* Exercise objective:
Copy out the listing below, swapping every "session-marker" for "session-dot" and leaving all else unchanged.

BEGIN Records supplied

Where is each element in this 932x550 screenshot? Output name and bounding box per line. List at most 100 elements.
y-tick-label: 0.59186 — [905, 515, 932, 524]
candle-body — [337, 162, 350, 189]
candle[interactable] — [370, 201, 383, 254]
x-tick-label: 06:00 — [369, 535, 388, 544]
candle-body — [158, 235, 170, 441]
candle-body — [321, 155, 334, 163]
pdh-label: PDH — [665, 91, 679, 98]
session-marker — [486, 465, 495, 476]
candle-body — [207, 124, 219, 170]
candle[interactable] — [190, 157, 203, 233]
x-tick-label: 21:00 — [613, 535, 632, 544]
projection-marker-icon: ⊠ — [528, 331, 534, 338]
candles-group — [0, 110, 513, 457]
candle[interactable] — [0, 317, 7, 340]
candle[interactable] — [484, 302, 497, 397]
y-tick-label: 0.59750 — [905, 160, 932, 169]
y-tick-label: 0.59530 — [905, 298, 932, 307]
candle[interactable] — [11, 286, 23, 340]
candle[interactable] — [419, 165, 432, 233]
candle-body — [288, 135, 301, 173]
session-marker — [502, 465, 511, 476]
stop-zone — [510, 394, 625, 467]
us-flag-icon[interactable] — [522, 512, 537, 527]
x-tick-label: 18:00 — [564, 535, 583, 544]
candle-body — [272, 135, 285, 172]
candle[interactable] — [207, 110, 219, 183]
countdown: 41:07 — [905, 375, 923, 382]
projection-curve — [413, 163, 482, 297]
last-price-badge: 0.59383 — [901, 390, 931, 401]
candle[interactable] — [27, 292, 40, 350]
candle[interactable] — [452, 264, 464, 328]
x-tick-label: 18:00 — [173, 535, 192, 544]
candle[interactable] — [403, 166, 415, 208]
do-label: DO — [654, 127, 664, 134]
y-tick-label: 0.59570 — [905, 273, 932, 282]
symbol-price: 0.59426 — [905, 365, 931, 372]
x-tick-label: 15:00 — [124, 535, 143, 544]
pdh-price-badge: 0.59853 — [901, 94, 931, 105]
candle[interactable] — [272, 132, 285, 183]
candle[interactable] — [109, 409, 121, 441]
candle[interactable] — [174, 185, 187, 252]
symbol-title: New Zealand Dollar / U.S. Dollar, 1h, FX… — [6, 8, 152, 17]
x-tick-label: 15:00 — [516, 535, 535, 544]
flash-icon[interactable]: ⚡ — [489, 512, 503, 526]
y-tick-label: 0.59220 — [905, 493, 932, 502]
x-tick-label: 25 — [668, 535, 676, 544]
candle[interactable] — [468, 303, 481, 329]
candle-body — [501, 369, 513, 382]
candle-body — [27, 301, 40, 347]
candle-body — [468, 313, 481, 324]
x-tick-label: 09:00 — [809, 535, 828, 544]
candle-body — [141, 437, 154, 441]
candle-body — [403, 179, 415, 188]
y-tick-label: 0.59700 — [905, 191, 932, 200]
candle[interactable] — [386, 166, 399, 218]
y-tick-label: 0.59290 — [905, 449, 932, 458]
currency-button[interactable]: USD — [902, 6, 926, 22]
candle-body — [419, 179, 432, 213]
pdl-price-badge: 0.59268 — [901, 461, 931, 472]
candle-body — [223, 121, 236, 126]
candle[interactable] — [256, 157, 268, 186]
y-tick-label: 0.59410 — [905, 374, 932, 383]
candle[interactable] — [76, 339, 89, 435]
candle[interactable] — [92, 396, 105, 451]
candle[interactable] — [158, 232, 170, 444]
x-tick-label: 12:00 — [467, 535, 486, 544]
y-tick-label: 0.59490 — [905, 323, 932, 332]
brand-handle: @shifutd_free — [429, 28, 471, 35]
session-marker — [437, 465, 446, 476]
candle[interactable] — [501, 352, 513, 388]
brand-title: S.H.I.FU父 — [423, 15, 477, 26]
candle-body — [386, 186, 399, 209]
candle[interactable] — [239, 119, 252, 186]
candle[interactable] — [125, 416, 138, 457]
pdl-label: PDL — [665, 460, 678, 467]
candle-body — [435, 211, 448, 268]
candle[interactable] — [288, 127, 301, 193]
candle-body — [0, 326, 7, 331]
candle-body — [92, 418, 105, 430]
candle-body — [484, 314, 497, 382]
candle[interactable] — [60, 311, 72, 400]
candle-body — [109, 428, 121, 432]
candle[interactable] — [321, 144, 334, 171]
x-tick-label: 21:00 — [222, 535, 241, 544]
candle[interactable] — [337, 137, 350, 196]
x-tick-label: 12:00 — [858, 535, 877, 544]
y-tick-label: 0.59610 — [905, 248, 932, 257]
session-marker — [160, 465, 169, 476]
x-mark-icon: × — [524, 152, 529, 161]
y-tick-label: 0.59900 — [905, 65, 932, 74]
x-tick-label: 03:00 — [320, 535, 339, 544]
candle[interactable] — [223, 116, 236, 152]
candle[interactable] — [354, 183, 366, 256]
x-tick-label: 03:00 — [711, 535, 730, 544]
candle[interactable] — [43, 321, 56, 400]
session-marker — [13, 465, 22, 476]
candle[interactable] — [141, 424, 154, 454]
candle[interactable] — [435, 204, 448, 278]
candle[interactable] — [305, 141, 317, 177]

END Records supplied

* Solution below:
Where is each element in this 932x550 screenshot? Output name and bounding box per line. List at most 100 elements.
y-tick-label: 0.59186 — [905, 515, 932, 524]
candle-body — [337, 162, 350, 189]
candle[interactable] — [370, 201, 383, 254]
x-tick-label: 06:00 — [369, 535, 388, 544]
candle-body — [158, 235, 170, 441]
candle-body — [321, 155, 334, 163]
pdh-label: PDH — [665, 91, 679, 98]
session-dot — [486, 465, 495, 476]
candle-body — [207, 124, 219, 170]
candle[interactable] — [190, 157, 203, 233]
x-tick-label: 21:00 — [613, 535, 632, 544]
projection-marker-icon: ⊠ — [528, 331, 534, 338]
candles-group — [0, 110, 513, 457]
candle[interactable] — [0, 317, 7, 340]
candle[interactable] — [484, 302, 497, 397]
y-tick-label: 0.59750 — [905, 160, 932, 169]
y-tick-label: 0.59530 — [905, 298, 932, 307]
candle[interactable] — [11, 286, 23, 340]
candle[interactable] — [419, 165, 432, 233]
candle-body — [288, 135, 301, 173]
session-dot — [502, 465, 511, 476]
stop-zone — [510, 394, 625, 467]
us-flag-icon[interactable] — [522, 512, 537, 527]
x-tick-label: 18:00 — [564, 535, 583, 544]
candle-body — [272, 135, 285, 172]
candle[interactable] — [207, 110, 219, 183]
countdown: 41:07 — [905, 375, 923, 382]
projection-curve — [413, 163, 482, 297]
last-price-badge: 0.59383 — [901, 390, 931, 401]
candle[interactable] — [27, 292, 40, 350]
candle[interactable] — [452, 264, 464, 328]
x-tick-label: 18:00 — [173, 535, 192, 544]
candle[interactable] — [403, 166, 415, 208]
do-label: DO — [654, 127, 664, 134]
y-tick-label: 0.59570 — [905, 273, 932, 282]
symbol-price: 0.59426 — [905, 365, 931, 372]
x-tick-label: 15:00 — [124, 535, 143, 544]
pdh-price-badge: 0.59853 — [901, 94, 931, 105]
candle[interactable] — [272, 132, 285, 183]
candle[interactable] — [109, 409, 121, 441]
candle[interactable] — [174, 185, 187, 252]
symbol-title: New Zealand Dollar / U.S. Dollar, 1h, FX… — [6, 8, 152, 17]
x-tick-label: 15:00 — [516, 535, 535, 544]
flash-icon[interactable]: ⚡ — [489, 512, 503, 526]
y-tick-label: 0.59220 — [905, 493, 932, 502]
x-tick-label: 25 — [668, 535, 676, 544]
candle[interactable] — [468, 303, 481, 329]
candle-body — [501, 369, 513, 382]
candle-body — [27, 301, 40, 347]
candle-body — [468, 313, 481, 324]
x-tick-label: 09:00 — [809, 535, 828, 544]
candle-body — [141, 437, 154, 441]
candle-body — [403, 179, 415, 188]
y-tick-label: 0.59700 — [905, 191, 932, 200]
candle[interactable] — [386, 166, 399, 218]
y-tick-label: 0.59290 — [905, 449, 932, 458]
currency-button[interactable]: USD — [902, 6, 926, 22]
candle-body — [419, 179, 432, 213]
pdl-price-badge: 0.59268 — [901, 461, 931, 472]
candle-body — [223, 121, 236, 126]
candle[interactable] — [256, 157, 268, 186]
y-tick-label: 0.59410 — [905, 374, 932, 383]
candle[interactable] — [76, 339, 89, 435]
candle[interactable] — [92, 396, 105, 451]
candle[interactable] — [158, 232, 170, 444]
x-tick-label: 12:00 — [467, 535, 486, 544]
y-tick-label: 0.59490 — [905, 323, 932, 332]
brand-handle: @shifutd_free — [429, 28, 471, 35]
session-dot — [437, 465, 446, 476]
candle[interactable] — [501, 352, 513, 388]
brand-title: S.H.I.FU父 — [423, 15, 477, 26]
candle-body — [386, 186, 399, 209]
candle[interactable] — [239, 119, 252, 186]
candle[interactable] — [125, 416, 138, 457]
pdl-label: PDL — [665, 460, 678, 467]
candle-body — [435, 211, 448, 268]
candle[interactable] — [288, 127, 301, 193]
candle-body — [0, 326, 7, 331]
candle-body — [92, 418, 105, 430]
candle-body — [484, 314, 497, 382]
candle[interactable] — [60, 311, 72, 400]
candle-body — [109, 428, 121, 432]
candle[interactable] — [321, 144, 334, 171]
x-tick-label: 21:00 — [222, 535, 241, 544]
candle[interactable] — [337, 137, 350, 196]
x-tick-label: 12:00 — [858, 535, 877, 544]
y-tick-label: 0.59610 — [905, 248, 932, 257]
session-dot — [160, 465, 169, 476]
x-mark-icon: × — [524, 152, 529, 161]
y-tick-label: 0.59900 — [905, 65, 932, 74]
x-tick-label: 03:00 — [320, 535, 339, 544]
candle[interactable] — [223, 116, 236, 152]
candle[interactable] — [354, 183, 366, 256]
x-tick-label: 03:00 — [711, 535, 730, 544]
candle[interactable] — [43, 321, 56, 400]
session-dot — [13, 465, 22, 476]
candle[interactable] — [141, 424, 154, 454]
candle[interactable] — [435, 204, 448, 278]
candle[interactable] — [305, 141, 317, 177]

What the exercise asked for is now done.